• [Brano di testo]
###

La categoria a cui l’autore ricorre per trovare una risposta è quella del relativismo etico. Per noi della nostra generazione non ci sono valori assoluti con la V maiuscola : siamo cresciuti confrontandoci aspramente con le certezze dei nostri genitori su cosa era bene e cosa male, come ci si deve comportare nella vita, nel lavoro, in famiglia, con l’altro sesso. E, a questo proposito, Serra allarga la riflessione con uno spunto interessante: “appartenevo ad un ‘epoca – l’ultima?- nella quale il conflitto fra Giovani e Vecchi avveniva sul medesimo campo di battaglia. Ora ho il sentore – il sospetto? il terrore? – di una mutazione così radicale che, difficilmente un giorno potremo riconoscerci, tu e io, nello stesso piacere.”
Abbiamo smontato i paradigmi di chi ci ha proceduto e poi ne abbiamo usato dei pezzi in qua e là per fare degli assembramenti che costruissero una nostra personale idea del mondo, valida per una sola persona, cioè noi e non per tutti. Poi ognuno è andato per la sua strada, morto per droga, disperso in India, militante di destra o di sinistra, uomo o donna in carriera o modesto lavoratore dipendente a secondo delle circostanze della vita.
Così in qualche modo le nostre richieste ai figli sono state “troppo poco”, per lo più riferite a quello che a noi sembra una minima decenza nella convivenza, tipo non dormire tutto il giorno, lasciare pulito e in ordine per rispetto degli altri, punto fondamentale perchè la libertà individuale per noi finisce dove comincia il diritto degli altri.

###

• [Righe fornite]
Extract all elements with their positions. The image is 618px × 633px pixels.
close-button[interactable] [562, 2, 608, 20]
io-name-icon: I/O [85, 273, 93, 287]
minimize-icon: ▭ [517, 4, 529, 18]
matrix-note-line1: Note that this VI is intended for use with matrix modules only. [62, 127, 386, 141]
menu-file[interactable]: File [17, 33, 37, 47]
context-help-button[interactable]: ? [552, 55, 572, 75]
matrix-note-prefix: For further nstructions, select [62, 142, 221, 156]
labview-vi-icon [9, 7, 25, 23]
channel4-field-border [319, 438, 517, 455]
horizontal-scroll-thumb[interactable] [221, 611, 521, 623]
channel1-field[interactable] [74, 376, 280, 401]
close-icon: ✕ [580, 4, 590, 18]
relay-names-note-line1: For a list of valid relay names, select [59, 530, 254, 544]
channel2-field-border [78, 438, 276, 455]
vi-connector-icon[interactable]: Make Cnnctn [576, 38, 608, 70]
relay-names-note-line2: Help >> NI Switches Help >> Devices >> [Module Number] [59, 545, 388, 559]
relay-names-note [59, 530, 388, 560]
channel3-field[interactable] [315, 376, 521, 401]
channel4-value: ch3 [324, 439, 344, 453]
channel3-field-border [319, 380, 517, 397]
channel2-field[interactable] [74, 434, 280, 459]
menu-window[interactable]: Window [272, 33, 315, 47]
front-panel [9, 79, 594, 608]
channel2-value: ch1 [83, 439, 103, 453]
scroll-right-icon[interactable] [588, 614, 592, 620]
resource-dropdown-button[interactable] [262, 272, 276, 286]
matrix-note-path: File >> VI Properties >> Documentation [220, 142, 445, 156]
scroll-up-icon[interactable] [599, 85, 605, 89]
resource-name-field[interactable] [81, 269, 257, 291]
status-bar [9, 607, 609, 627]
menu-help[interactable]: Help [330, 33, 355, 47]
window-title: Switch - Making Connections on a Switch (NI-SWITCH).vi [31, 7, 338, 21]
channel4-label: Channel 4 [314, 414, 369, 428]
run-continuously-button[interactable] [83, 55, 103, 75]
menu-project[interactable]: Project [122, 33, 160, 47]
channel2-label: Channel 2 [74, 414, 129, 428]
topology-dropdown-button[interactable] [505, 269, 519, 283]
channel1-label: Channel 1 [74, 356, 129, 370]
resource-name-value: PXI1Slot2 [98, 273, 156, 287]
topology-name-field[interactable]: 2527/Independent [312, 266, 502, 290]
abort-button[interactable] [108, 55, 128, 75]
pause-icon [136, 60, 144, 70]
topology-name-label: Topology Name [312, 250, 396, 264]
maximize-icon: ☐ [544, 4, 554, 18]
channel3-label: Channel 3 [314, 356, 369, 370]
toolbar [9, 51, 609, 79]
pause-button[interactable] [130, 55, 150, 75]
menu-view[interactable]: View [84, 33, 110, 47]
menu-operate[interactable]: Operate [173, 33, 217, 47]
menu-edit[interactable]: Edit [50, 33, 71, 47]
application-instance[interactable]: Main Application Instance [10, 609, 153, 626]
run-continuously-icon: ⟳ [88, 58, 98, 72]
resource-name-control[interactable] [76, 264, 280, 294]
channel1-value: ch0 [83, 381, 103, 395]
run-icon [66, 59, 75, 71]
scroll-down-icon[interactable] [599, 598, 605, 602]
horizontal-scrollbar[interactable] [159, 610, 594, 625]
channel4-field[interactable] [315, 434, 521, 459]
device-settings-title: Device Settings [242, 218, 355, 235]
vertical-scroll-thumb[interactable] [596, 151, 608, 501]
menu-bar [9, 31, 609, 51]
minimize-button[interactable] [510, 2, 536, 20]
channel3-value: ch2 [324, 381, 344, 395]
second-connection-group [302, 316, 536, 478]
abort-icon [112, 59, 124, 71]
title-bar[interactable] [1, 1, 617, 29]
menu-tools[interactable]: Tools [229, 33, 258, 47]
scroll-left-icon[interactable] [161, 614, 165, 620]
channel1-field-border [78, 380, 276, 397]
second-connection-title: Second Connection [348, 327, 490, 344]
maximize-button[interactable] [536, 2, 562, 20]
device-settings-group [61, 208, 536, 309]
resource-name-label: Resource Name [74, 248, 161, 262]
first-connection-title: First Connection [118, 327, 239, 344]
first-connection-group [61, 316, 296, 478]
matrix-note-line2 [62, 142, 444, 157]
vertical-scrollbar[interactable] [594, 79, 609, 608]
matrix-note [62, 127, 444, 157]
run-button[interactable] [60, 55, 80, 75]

###

• [Compiti da svolgere]
1/ Riporta fedelmente il passo del brano sul relativismo etico da "Così in qualche" a "diritto degli altri.".
2/ Elenca, per favore, gli ambiti in cui, secondo il brano sul relativismo etico, i genitori avevano certezze su come ci si deve comportare.

• [Soluzioni dei compiti]
1/
Così in qualche modo le nostre richieste ai figli sono state “troppo poco”, per lo più riferite a quello che a noi sembra una minima decenza nella convivenza, tipo non dormire tutto il giorno, lasciare pulito e in ordine per rispetto degli altri, punto fondamentale perchè la libertà individuale per noi finisce dove comincia il diritto degli altri.

2/
- nella vita
- nel lavoro
- in famiglia
- con l'altro sesso